▶ [Short problem] In the material below, identify each line bearing the word "name". Reproduce those lines.

▶ [Available records]

<<<<

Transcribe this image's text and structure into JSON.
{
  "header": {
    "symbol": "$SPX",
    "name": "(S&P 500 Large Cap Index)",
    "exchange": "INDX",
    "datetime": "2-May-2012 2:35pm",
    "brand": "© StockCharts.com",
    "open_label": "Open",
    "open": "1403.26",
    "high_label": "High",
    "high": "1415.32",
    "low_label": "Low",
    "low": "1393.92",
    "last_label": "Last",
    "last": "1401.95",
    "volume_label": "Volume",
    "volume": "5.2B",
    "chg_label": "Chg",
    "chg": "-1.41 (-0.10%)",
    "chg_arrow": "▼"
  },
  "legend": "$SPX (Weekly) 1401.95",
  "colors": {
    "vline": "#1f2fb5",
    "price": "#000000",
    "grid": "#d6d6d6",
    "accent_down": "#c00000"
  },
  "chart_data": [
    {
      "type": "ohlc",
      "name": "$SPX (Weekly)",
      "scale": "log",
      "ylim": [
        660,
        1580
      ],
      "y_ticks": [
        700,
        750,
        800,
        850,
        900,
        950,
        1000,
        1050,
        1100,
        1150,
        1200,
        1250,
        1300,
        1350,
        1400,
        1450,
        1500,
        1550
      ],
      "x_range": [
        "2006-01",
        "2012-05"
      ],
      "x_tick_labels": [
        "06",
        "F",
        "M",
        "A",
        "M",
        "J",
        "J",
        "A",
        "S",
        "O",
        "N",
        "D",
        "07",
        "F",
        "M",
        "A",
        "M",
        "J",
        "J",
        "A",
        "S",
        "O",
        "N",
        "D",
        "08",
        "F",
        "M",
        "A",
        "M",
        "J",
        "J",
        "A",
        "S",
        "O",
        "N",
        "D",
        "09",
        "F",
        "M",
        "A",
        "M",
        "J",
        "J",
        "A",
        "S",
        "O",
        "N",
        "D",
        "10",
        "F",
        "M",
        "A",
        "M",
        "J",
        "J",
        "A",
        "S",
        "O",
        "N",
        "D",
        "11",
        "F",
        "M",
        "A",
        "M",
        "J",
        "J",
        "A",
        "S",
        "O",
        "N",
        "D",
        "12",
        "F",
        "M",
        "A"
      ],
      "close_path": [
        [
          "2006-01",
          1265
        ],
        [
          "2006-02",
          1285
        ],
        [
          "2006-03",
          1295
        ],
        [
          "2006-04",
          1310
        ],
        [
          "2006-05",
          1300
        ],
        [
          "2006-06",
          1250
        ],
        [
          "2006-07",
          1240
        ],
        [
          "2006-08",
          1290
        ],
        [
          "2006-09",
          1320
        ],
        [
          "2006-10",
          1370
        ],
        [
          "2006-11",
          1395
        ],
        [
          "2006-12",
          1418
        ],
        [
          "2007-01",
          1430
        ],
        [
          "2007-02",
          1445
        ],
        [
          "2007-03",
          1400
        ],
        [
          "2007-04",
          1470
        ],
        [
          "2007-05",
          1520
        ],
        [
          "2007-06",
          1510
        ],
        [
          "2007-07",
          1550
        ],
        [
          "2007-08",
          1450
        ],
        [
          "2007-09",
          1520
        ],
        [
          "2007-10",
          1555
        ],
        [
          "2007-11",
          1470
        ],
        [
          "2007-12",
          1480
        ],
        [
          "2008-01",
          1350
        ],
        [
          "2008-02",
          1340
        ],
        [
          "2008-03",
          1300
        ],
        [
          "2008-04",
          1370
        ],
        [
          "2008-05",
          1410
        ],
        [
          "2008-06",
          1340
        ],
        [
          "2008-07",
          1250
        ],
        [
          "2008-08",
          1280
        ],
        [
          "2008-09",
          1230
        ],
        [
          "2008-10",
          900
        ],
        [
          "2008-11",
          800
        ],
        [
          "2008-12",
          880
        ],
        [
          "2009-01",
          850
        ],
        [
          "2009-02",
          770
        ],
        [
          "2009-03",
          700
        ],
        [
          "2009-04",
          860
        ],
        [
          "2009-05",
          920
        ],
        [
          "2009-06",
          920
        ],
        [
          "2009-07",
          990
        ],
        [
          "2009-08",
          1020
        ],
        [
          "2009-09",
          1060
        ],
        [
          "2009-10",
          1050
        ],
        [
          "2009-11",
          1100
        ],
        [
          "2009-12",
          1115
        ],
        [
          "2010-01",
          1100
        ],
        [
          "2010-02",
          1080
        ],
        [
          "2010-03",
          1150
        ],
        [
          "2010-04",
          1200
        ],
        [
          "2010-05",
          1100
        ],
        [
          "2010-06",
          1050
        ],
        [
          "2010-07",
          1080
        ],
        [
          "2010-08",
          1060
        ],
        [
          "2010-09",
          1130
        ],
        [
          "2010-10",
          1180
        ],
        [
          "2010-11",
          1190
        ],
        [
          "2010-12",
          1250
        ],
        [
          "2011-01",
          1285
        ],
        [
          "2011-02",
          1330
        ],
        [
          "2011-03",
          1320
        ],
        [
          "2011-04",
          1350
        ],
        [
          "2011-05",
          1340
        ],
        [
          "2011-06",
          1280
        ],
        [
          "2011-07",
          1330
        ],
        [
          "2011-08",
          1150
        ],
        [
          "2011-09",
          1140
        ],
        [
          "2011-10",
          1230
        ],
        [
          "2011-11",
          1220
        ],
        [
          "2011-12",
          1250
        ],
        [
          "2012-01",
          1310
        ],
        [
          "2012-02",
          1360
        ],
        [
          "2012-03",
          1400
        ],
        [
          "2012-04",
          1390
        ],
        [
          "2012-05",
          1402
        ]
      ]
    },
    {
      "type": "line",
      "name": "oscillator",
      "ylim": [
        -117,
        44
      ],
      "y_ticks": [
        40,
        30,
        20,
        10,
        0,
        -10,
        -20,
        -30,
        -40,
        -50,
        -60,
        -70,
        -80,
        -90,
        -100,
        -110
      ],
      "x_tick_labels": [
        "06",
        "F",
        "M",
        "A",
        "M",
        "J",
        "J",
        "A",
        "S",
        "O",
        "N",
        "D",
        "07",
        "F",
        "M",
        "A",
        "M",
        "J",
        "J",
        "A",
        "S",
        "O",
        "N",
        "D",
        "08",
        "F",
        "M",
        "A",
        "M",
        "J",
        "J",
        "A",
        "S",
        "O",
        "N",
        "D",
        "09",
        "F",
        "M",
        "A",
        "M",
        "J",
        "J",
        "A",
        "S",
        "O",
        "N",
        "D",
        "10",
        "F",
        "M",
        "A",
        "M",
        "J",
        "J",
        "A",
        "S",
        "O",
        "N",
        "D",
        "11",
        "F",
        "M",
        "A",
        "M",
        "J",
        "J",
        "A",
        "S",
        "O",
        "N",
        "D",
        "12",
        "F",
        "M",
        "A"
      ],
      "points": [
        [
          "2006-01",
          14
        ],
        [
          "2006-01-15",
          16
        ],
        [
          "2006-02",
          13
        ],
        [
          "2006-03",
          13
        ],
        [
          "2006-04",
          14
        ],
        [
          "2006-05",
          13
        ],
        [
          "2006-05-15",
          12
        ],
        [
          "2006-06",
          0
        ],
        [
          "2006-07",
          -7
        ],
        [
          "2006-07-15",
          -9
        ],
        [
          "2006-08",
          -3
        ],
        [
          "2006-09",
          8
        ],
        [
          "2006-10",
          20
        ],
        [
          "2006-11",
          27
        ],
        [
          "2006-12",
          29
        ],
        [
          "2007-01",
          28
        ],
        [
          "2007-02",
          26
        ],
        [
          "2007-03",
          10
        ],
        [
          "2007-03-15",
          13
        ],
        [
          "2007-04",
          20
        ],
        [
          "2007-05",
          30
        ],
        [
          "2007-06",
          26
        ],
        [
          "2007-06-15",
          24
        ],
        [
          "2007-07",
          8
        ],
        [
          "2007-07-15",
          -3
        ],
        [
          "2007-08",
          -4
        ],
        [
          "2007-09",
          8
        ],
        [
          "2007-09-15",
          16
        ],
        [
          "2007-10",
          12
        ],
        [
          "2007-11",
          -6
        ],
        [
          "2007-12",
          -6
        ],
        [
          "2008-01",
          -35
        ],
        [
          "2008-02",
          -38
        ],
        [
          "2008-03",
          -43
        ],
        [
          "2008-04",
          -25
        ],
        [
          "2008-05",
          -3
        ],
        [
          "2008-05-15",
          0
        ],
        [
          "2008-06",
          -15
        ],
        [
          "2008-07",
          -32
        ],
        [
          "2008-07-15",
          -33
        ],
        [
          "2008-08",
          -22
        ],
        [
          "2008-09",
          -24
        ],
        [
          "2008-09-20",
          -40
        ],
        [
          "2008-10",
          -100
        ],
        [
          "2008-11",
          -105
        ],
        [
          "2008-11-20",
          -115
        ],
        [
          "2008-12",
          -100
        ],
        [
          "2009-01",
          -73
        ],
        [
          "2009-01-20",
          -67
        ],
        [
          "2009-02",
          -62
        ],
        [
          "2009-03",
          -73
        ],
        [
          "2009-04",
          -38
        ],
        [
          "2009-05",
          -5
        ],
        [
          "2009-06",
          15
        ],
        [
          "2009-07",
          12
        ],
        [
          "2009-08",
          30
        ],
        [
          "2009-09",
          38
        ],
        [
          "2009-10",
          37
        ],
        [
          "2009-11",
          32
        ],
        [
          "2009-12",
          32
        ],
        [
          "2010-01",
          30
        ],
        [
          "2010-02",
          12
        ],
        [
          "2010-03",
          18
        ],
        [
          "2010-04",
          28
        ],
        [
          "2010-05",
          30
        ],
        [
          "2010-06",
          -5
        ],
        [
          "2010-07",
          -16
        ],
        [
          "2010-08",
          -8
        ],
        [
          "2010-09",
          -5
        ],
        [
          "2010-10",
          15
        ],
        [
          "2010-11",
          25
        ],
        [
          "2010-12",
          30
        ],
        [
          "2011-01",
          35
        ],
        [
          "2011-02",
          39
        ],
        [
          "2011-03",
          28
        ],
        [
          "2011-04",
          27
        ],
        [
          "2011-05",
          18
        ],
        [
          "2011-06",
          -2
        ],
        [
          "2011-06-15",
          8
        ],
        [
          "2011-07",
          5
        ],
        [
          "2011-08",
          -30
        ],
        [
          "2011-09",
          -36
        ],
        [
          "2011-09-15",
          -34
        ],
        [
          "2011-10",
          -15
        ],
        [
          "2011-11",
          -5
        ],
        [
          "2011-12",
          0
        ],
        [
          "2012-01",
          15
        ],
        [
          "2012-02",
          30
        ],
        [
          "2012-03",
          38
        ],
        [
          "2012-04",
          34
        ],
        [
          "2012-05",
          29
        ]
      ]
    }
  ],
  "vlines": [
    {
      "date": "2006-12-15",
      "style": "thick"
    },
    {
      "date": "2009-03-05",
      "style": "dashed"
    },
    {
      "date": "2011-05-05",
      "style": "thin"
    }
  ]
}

>>>>

▶ [Result]
    "name": "(S&P 500 Large Cap Index)",
      "name": "$SPX (Weekly)",
      "name": "oscillator",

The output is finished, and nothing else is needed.